→ Task to carry out
Search the data for the word "fraction". Reproduce every line where it is found.
───
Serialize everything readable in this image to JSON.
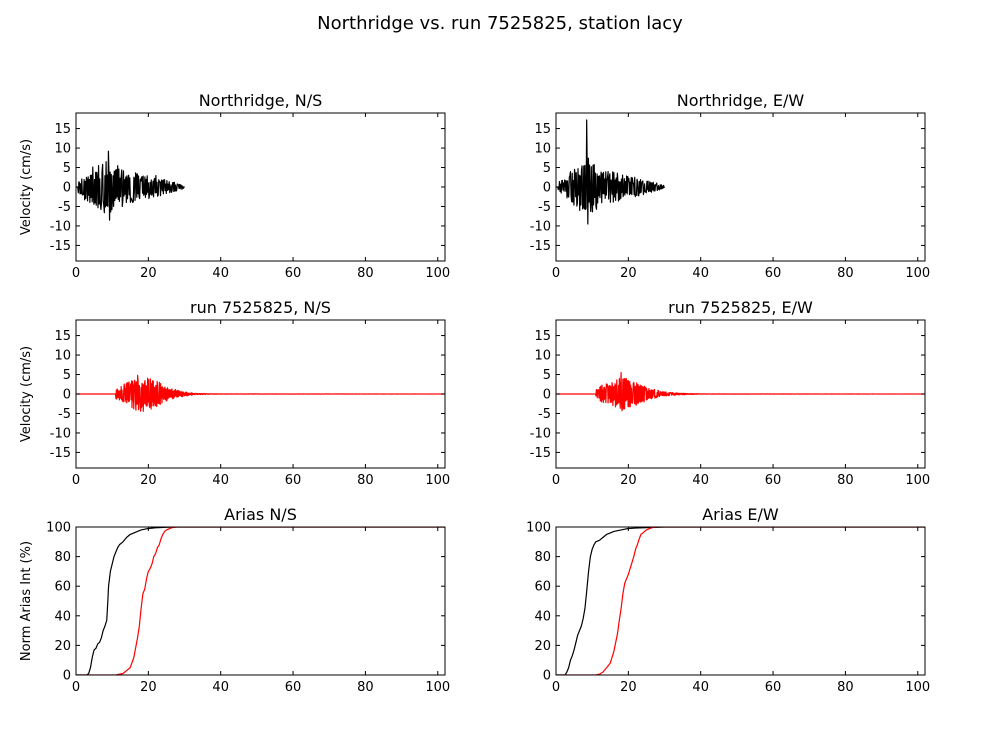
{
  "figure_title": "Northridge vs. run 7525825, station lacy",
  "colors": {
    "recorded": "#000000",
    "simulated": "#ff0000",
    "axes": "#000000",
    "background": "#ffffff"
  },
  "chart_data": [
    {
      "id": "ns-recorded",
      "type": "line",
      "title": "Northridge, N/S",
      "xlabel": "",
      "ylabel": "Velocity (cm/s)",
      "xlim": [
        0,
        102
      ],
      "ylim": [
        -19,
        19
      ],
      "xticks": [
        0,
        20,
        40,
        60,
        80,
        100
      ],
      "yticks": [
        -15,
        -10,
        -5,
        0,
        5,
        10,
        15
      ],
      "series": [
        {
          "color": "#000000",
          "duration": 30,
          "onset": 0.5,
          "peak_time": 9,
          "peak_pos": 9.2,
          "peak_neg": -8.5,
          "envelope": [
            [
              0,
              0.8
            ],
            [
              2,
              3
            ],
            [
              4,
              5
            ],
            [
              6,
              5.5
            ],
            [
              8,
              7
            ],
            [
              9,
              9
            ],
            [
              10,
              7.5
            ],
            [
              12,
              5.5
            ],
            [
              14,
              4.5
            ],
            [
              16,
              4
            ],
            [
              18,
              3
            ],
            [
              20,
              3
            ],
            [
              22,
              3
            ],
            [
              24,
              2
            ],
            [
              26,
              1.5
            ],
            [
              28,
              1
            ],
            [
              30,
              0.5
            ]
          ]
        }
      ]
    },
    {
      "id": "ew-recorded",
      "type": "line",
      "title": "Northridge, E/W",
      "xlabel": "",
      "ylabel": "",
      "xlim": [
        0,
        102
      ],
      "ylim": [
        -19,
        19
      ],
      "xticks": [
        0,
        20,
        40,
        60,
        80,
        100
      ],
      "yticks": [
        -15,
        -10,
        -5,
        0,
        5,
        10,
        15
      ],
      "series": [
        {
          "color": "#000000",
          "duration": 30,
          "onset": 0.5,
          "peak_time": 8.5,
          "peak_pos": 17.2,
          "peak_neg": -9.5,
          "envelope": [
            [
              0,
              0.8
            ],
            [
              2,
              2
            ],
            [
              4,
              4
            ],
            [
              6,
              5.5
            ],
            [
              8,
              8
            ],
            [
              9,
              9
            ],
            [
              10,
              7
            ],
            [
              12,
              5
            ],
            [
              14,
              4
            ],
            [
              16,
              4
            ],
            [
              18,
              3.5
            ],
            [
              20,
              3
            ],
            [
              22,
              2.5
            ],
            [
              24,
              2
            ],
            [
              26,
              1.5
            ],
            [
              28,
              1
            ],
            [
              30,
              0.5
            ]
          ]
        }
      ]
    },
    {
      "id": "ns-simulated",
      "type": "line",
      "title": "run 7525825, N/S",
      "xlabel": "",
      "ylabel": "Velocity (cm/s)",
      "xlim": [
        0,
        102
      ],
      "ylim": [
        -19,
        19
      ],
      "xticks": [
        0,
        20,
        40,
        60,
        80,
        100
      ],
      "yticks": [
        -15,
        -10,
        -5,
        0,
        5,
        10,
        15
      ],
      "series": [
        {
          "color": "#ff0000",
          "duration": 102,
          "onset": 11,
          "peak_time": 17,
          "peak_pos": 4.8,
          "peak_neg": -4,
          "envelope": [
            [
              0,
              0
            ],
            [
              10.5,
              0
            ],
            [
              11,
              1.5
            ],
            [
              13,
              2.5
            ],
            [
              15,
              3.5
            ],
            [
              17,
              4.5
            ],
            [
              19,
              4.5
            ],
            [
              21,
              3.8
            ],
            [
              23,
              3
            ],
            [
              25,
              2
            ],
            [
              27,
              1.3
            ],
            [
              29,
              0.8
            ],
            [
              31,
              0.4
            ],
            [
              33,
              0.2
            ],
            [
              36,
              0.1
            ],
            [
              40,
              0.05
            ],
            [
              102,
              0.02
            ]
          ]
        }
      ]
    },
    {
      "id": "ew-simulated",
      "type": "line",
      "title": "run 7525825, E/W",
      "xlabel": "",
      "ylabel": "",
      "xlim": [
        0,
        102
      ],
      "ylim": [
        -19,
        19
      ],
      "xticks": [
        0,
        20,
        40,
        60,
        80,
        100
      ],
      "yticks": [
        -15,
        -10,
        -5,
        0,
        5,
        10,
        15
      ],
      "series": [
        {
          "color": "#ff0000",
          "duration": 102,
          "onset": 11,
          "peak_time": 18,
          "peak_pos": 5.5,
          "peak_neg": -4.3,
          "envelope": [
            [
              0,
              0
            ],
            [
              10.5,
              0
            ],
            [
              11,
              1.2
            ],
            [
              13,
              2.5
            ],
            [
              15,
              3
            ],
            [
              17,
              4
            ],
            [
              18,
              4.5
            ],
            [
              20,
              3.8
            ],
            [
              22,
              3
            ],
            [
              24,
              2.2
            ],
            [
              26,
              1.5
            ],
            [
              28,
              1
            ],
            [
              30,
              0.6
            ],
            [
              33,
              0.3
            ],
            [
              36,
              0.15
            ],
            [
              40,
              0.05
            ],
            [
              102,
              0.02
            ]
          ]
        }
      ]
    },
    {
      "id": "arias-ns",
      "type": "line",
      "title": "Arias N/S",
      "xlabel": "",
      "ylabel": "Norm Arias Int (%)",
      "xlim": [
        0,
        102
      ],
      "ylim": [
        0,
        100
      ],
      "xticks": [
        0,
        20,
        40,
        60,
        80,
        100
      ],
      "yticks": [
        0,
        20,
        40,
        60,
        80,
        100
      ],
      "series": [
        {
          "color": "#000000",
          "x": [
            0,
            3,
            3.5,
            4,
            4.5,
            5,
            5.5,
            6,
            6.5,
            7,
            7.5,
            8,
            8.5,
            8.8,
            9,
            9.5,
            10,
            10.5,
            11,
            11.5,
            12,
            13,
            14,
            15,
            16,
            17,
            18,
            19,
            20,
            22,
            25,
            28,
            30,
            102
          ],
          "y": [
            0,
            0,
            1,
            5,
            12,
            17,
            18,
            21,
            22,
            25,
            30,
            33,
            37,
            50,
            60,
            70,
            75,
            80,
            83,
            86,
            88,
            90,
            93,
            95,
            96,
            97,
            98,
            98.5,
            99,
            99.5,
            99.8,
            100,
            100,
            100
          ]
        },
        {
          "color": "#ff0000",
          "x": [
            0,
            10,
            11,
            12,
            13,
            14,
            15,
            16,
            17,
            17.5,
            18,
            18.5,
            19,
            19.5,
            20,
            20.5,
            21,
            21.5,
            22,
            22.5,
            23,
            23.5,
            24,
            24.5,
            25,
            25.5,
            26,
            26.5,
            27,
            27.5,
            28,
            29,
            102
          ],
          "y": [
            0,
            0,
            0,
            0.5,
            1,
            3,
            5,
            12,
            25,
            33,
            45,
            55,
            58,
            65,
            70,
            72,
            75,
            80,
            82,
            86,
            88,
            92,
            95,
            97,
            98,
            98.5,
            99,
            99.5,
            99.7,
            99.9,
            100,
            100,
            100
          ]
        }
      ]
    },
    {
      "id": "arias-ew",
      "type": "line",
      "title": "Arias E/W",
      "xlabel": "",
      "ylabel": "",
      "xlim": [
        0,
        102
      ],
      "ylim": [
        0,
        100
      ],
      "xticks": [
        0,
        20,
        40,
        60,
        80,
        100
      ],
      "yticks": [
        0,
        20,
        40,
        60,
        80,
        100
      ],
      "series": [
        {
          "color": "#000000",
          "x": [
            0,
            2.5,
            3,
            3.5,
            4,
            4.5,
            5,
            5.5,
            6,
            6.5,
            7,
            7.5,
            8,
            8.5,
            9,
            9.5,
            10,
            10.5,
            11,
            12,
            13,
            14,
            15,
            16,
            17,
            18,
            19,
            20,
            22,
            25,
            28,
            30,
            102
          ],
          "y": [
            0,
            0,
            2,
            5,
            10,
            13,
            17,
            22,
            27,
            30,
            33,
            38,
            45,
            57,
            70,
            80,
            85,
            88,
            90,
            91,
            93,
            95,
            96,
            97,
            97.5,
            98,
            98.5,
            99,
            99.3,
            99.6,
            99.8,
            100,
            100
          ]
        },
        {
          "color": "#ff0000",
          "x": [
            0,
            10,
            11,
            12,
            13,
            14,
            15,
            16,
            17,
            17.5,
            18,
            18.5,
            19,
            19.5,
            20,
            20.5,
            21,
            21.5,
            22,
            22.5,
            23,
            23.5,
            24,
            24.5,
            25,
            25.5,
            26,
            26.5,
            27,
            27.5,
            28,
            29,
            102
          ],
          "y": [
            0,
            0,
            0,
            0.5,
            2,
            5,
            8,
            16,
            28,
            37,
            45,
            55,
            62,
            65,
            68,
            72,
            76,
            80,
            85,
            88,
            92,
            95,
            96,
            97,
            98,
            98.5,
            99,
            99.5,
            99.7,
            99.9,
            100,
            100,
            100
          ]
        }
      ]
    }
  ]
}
───
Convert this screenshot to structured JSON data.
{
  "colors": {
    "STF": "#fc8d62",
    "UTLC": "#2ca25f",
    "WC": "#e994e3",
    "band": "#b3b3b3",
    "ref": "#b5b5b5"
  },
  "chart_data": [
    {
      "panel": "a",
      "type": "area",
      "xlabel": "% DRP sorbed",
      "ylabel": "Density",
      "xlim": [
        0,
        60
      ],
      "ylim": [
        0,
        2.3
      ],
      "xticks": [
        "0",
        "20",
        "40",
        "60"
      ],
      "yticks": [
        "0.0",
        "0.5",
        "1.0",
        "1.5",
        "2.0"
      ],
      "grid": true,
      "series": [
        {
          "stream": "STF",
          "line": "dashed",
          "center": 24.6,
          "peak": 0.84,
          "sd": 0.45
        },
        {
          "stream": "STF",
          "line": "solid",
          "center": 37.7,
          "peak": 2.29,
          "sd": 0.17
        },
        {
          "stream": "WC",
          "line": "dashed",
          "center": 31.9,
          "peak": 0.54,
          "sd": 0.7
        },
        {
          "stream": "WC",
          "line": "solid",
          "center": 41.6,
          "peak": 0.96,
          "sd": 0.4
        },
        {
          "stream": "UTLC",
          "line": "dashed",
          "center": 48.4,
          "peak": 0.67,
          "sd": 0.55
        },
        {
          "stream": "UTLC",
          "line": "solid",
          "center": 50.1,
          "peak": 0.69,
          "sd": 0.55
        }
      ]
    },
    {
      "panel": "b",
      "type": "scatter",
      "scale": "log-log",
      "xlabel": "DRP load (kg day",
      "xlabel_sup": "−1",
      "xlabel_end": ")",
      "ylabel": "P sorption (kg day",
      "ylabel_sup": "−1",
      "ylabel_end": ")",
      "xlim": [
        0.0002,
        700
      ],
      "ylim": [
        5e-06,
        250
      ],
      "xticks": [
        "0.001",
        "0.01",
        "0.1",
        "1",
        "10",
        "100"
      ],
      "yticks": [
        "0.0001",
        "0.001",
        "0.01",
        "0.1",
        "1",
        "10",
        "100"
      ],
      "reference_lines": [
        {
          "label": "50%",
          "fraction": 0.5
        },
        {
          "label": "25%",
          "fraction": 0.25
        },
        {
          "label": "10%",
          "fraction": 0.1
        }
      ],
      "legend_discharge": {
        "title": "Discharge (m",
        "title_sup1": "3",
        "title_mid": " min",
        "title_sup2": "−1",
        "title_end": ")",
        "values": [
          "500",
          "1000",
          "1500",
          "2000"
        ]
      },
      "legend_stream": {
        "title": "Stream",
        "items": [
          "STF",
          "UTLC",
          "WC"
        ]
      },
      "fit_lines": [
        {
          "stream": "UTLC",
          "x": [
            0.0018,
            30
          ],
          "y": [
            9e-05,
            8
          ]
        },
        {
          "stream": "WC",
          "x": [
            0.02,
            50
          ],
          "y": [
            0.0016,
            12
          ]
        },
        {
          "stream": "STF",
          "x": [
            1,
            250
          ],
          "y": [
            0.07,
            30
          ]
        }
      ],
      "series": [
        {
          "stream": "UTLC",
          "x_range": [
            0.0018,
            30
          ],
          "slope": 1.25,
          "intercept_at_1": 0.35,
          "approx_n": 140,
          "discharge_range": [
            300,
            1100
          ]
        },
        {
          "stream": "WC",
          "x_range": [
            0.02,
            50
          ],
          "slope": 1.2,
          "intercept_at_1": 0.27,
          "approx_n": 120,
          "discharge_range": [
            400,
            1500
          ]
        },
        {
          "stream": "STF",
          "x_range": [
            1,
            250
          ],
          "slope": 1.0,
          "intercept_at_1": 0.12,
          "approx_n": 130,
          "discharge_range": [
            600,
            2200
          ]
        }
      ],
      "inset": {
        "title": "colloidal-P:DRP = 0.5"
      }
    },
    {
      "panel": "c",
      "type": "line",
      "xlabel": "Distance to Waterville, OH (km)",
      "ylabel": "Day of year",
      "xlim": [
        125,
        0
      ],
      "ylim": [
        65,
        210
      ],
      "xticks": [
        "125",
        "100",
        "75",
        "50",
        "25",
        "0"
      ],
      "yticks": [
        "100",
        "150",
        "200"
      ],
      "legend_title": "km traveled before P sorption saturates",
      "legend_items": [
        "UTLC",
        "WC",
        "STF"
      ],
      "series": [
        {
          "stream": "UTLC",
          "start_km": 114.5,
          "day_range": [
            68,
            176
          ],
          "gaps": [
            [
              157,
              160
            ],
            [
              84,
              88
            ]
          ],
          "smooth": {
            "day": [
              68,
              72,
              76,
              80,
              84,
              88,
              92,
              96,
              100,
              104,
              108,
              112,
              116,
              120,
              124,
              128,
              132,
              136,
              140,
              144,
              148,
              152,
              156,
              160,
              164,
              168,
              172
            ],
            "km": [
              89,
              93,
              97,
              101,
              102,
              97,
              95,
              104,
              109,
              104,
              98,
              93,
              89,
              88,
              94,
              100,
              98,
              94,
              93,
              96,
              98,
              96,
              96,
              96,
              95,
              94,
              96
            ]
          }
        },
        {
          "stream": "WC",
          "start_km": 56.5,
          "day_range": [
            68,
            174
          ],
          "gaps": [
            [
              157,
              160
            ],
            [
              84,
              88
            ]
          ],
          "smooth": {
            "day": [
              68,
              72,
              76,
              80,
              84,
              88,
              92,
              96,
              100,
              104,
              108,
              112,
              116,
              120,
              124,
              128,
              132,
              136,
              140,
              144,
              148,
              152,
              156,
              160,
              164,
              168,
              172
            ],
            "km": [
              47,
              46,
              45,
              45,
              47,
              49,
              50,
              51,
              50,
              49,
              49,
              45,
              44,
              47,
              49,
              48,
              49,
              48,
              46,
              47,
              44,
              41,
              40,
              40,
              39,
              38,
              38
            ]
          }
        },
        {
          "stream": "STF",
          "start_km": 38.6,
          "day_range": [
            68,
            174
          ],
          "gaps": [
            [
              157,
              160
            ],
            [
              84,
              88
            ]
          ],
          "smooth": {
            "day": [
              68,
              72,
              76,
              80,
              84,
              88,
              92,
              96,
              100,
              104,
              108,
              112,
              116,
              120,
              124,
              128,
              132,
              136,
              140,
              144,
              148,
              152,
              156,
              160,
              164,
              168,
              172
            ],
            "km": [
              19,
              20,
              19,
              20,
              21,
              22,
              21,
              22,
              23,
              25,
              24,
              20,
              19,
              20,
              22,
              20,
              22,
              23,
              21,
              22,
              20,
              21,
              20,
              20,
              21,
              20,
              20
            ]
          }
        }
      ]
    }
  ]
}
───
→ Response to this task
          "fraction": 0.5
          "fraction": 0.25
          "fraction": 0.1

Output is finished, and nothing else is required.